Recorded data
☆ ☆ ☆ ☆ ☆ ☆ ☆
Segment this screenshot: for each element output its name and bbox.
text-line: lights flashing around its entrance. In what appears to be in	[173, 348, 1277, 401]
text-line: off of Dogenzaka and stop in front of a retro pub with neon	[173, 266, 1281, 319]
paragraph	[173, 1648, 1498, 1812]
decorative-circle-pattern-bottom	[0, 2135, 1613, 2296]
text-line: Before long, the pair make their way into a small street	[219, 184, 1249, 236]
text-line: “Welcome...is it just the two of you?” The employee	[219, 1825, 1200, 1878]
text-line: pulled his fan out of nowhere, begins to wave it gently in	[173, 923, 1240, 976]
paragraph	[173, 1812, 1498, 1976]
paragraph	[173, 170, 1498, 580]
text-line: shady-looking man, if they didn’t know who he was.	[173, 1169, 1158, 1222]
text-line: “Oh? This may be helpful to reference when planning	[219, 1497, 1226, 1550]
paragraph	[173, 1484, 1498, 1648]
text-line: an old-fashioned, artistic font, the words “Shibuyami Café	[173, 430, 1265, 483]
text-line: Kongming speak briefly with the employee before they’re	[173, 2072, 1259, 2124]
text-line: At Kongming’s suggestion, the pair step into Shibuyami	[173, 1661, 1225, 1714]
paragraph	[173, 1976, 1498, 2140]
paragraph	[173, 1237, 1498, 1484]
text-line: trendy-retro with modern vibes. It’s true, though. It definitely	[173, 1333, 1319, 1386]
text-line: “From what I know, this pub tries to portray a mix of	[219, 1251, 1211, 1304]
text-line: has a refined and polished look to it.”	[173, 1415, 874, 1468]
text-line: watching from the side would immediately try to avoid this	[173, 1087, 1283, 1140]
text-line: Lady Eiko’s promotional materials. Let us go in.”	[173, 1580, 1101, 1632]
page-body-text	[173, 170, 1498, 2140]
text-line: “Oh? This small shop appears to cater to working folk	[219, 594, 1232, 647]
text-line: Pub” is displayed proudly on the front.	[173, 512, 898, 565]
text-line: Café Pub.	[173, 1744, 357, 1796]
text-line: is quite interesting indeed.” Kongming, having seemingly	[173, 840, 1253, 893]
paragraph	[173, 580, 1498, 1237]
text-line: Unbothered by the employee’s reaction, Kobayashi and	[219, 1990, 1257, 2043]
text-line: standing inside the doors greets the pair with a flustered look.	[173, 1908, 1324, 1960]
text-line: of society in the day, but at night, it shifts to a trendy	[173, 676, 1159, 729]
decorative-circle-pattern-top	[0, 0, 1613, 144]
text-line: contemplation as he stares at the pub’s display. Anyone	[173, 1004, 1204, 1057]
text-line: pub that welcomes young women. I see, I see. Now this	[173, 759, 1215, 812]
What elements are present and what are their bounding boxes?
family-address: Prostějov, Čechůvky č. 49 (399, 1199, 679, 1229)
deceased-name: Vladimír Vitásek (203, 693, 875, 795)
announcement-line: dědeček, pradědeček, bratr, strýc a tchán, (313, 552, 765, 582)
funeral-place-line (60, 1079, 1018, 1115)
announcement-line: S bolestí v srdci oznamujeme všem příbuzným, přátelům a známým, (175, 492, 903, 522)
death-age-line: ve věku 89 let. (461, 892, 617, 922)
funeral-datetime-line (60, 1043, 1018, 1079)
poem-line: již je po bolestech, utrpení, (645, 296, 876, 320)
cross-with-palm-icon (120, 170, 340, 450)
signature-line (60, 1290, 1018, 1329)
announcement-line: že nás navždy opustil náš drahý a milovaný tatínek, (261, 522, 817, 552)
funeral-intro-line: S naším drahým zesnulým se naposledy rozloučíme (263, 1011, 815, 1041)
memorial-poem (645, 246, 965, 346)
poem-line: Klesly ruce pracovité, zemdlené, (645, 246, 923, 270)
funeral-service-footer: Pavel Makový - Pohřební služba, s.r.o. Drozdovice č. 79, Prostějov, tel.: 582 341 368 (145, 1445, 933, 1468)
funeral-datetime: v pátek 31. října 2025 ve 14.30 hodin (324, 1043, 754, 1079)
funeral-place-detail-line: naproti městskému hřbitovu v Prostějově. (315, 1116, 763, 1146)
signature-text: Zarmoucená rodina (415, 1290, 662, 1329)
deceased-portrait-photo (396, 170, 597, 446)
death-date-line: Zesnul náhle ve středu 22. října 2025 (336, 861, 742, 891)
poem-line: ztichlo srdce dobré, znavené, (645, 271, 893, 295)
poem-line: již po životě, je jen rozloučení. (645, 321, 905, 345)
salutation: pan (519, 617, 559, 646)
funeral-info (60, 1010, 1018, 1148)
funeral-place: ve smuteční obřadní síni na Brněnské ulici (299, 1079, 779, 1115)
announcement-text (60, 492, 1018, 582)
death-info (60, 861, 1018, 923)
☆ ☆ ☆ ☆ ☆ ☆ ☆
## SET PROBLEM
Rewrite all the records as a Markdown table with the columns "No." and "Line", numbering each line in order and leaving out any blank lines.

## TASK OUTPUT
| No. | Line |
|---|---|
| 1 | Segment this screenshot: for each element output its name and bbox. |
| 2 | text-line: lights flashing around its entrance. In what appears to be in	[173, 348, 1277, 401] |
| 3 | text-line: off of Dogenzaka and stop in front of a retro pub with neon	[173, 266, 1281, 319] |
| 4 | paragraph	[173, 1648, 1498, 1812] |
| 5 | decorative-circle-pattern-bottom	[0, 2135, 1613, 2296] |
| 6 | text-line: Before long, the pair make their way into a small street	[219, 184, 1249, 236] |
| 7 | text-line: “Welcome...is it just the two of you?” The employee	[219, 1825, 1200, 1878] |
| 8 | text-line: pulled his fan out of nowhere, begins to wave it gently in	[173, 923, 1240, 976] |
| 9 | paragraph	[173, 1812, 1498, 1976] |
| 10 | paragraph	[173, 170, 1498, 580] |
| 11 | text-line: shady-looking man, if they didn’t know who he was.	[173, 1169, 1158, 1222] |
| 12 | text-line: “Oh? This may be helpful to reference when planning	[219, 1497, 1226, 1550] |
| 13 | paragraph	[173, 1484, 1498, 1648] |
| 14 | text-line: an old-fashioned, artistic font, the words “Shibuyami Café	[173, 430, 1265, 483] |
| 15 | text-line: Kongming speak briefly with the employee before they’re	[173, 2072, 1259, 2124] |
| 16 | text-line: At Kongming’s suggestion, the pair step into Shibuyami	[173, 1661, 1225, 1714] |
| 17 | paragraph	[173, 1976, 1498, 2140] |
| 18 | paragraph	[173, 1237, 1498, 1484] |
| 19 | text-line: trendy-retro with modern vibes. It’s true, though. It definitely	[173, 1333, 1319, 1386] |
| 20 | text-line: “From what I know, this pub tries to portray a mix of	[219, 1251, 1211, 1304] |
| 21 | text-line: has a refined and polished look to it.”	[173, 1415, 874, 1468] |
| 22 | text-line: watching from the side would immediately try to avoid this	[173, 1087, 1283, 1140] |
| 23 | text-line: Lady Eiko’s promotional materials. Let us go in.”	[173, 1580, 1101, 1632] |
| 24 | page-body-text	[173, 170, 1498, 2140] |
| 25 | text-line: “Oh? This small shop appears to cater to working folk	[219, 594, 1232, 647] |
| 26 | text-line: Pub” is displayed proudly on the front.	[173, 512, 898, 565] |
| 27 | text-line: Café Pub.	[173, 1744, 357, 1796] |
| 28 | text-line: is quite interesting indeed.” Kongming, having seemingly	[173, 840, 1253, 893] |
| 29 | paragraph	[173, 580, 1498, 1237] |
| 30 | text-line: Unbothered by the employee’s reaction, Kobayashi and	[219, 1990, 1257, 2043] |
| 31 | text-line: standing inside the doors greets the pair with a flustered look.	[173, 1908, 1324, 1960] |
| 32 | text-line: of society in the day, but at night, it shifts to a trendy	[173, 676, 1159, 729] |
| 33 | decorative-circle-pattern-top	[0, 0, 1613, 144] |
| 34 | text-line: contemplation as he stares at the pub’s display. Anyone	[173, 1004, 1204, 1057] |
| 35 | text-line: pub that welcomes young women. I see, I see. Now this	[173, 759, 1215, 812] |
| 36 | What elements are present and what are their bounding boxes? |
| 37 | family-address: Prostějov, Čechůvky č. 49 (399, 1199, 679, 1229) |
| 38 | deceased-name: Vladimír Vitásek (203, 693, 875, 795) |
| 39 | announcement-line: dědeček, pradědeček, bratr, strýc a tchán, (313, 552, 765, 582) |
| 40 | funeral-place-line (60, 1079, 1018, 1115) |
| 41 | announcement-line: S bolestí v srdci oznamujeme všem příbuzným, přátelům a známým, (175, 492, 903, 522) |
| 42 | death-age-line: ve věku 89 let. (461, 892, 617, 922) |
| 43 | funeral-datetime-line (60, 1043, 1018, 1079) |
| 44 | poem-line: již je po bolestech, utrpení, (645, 296, 876, 320) |
| 45 | cross-with-palm-icon (120, 170, 340, 450) |
| 46 | signature-line (60, 1290, 1018, 1329) |
| 47 | announcement-line: že nás navždy opustil náš drahý a milovaný tatínek, (261, 522, 817, 552) |
| 48 | funeral-intro-line: S naším drahým zesnulým se naposledy rozloučíme (263, 1011, 815, 1041) |
| 49 | memorial-poem (645, 246, 965, 346) |
| 50 | poem-line: Klesly ruce pracovité, zemdlené, (645, 246, 923, 270) |
| 51 | funeral-service-footer: Pavel Makový - Pohřební služba, s.r.o. Drozdovice č. 79, Prostějov, tel.: 582 341 368 (145, 1445, 933, 1468) |
| 52 | funeral-datetime: v pátek 31. října 2025 ve 14.30 hodin (324, 1043, 754, 1079) |
| 53 | funeral-place-detail-line: naproti městskému hřbitovu v Prostějově. (315, 1116, 763, 1146) |
| 54 | signature-text: Zarmoucená rodina (415, 1290, 662, 1329) |
| 55 | deceased-portrait-photo (396, 170, 597, 446) |
| 56 | death-date-line: Zesnul náhle ve středu 22. října 2025 (336, 861, 742, 891) |
| 57 | poem-line: ztichlo srdce dobré, znavené, (645, 271, 893, 295) |
| 58 | poem-line: již po životě, je jen rozloučení. (645, 321, 905, 345) |
| 59 | salutation: pan (519, 617, 559, 646) |
| 60 | funeral-info (60, 1010, 1018, 1148) |
| 61 | funeral-place: ve smuteční obřadní síni na Brněnské ulici (299, 1079, 779, 1115) |
| 62 | announcement-text (60, 492, 1018, 582) |
| 63 | death-info (60, 861, 1018, 923) |